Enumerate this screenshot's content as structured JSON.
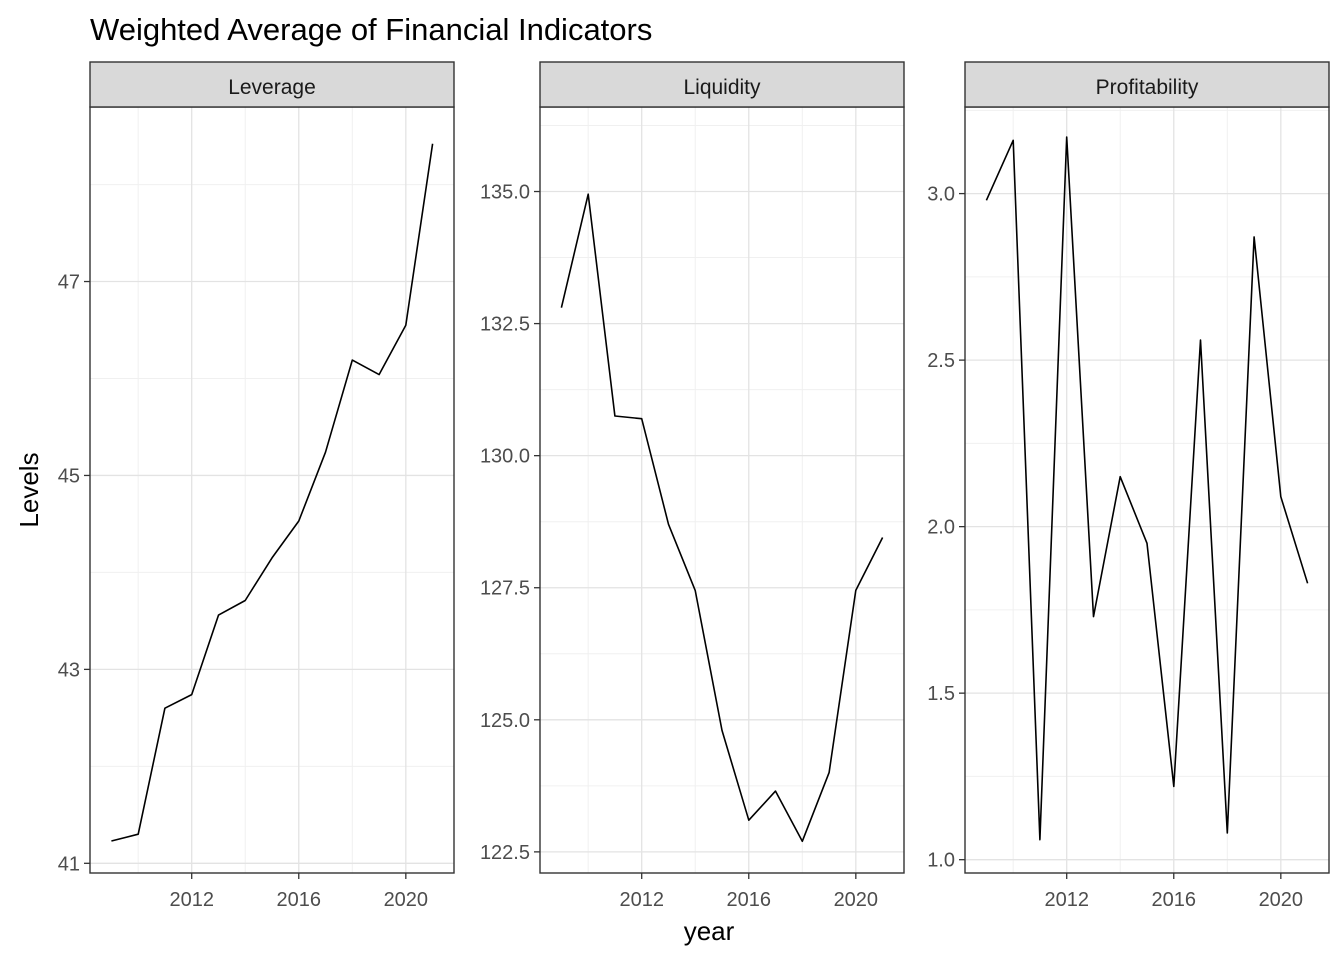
{
  "chart_data": {
    "type": "line",
    "title": "Weighted Average of Financial Indicators",
    "xlabel": "year",
    "ylabel": "Levels",
    "grid": true,
    "legend": "none",
    "x_ticks": [
      2012,
      2016,
      2020
    ],
    "x": [
      2009,
      2010,
      2011,
      2012,
      2013,
      2014,
      2015,
      2016,
      2017,
      2018,
      2019,
      2020,
      2021
    ],
    "xlim": [
      2008.2,
      2021.8
    ],
    "line_color": "#000000",
    "strip_fill": "#d9d9d9",
    "panels": [
      {
        "strip": "Leverage",
        "ylim": [
          40.9,
          48.8
        ],
        "y_ticks": [
          41,
          43,
          45,
          47
        ],
        "y_tick_labels": [
          "41",
          "43",
          "45",
          "47"
        ],
        "values": [
          41.23,
          41.3,
          42.6,
          42.74,
          43.56,
          43.71,
          44.15,
          44.53,
          45.24,
          46.19,
          46.04,
          46.55,
          48.42
        ]
      },
      {
        "strip": "Liquidity",
        "ylim": [
          122.1,
          136.6
        ],
        "y_ticks": [
          122.5,
          125.0,
          127.5,
          130.0,
          132.5,
          135.0
        ],
        "y_tick_labels": [
          "122.5",
          "125.0",
          "127.5",
          "130.0",
          "132.5",
          "135.0"
        ],
        "values": [
          132.8,
          134.95,
          130.75,
          130.7,
          128.7,
          127.45,
          124.8,
          123.1,
          123.65,
          122.7,
          124.0,
          127.45,
          128.45
        ]
      },
      {
        "strip": "Profitability",
        "ylim": [
          0.96,
          3.26
        ],
        "y_ticks": [
          1.0,
          1.5,
          2.0,
          2.5,
          3.0
        ],
        "y_tick_labels": [
          "1.0",
          "1.5",
          "2.0",
          "2.5",
          "3.0"
        ],
        "values": [
          2.98,
          3.16,
          1.06,
          3.17,
          1.73,
          2.15,
          1.95,
          1.22,
          2.56,
          1.08,
          2.87,
          2.09,
          1.83
        ]
      }
    ]
  }
}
--*--
Leave out all images, then reproduce the entries above exactly.

▸ RESPONSE TO THIS TASK
Enumerate this screenshot's content as structured JSON.
{
  "chart_data": {
    "type": "line",
    "title": "Weighted Average of Financial Indicators",
    "xlabel": "year",
    "ylabel": "Levels",
    "grid": true,
    "legend": "none",
    "x_ticks": [
      2012,
      2016,
      2020
    ],
    "x": [
      2009,
      2010,
      2011,
      2012,
      2013,
      2014,
      2015,
      2016,
      2017,
      2018,
      2019,
      2020,
      2021
    ],
    "xlim": [
      2008.2,
      2021.8
    ],
    "line_color": "#000000",
    "strip_fill": "#d9d9d9",
    "panels": [
      {
        "strip": "Leverage",
        "ylim": [
          40.9,
          48.8
        ],
        "y_ticks": [
          41,
          43,
          45,
          47
        ],
        "y_tick_labels": [
          "41",
          "43",
          "45",
          "47"
        ],
        "values": [
          41.23,
          41.3,
          42.6,
          42.74,
          43.56,
          43.71,
          44.15,
          44.53,
          45.24,
          46.19,
          46.04,
          46.55,
          48.42
        ]
      },
      {
        "strip": "Liquidity",
        "ylim": [
          122.1,
          136.6
        ],
        "y_ticks": [
          122.5,
          125.0,
          127.5,
          130.0,
          132.5,
          135.0
        ],
        "y_tick_labels": [
          "122.5",
          "125.0",
          "127.5",
          "130.0",
          "132.5",
          "135.0"
        ],
        "values": [
          132.8,
          134.95,
          130.75,
          130.7,
          128.7,
          127.45,
          124.8,
          123.1,
          123.65,
          122.7,
          124.0,
          127.45,
          128.45
        ]
      },
      {
        "strip": "Profitability",
        "ylim": [
          0.96,
          3.26
        ],
        "y_ticks": [
          1.0,
          1.5,
          2.0,
          2.5,
          3.0
        ],
        "y_tick_labels": [
          "1.0",
          "1.5",
          "2.0",
          "2.5",
          "3.0"
        ],
        "values": [
          2.98,
          3.16,
          1.06,
          3.17,
          1.73,
          2.15,
          1.95,
          1.22,
          2.56,
          1.08,
          2.87,
          2.09,
          1.83
        ]
      }
    ]
  }
}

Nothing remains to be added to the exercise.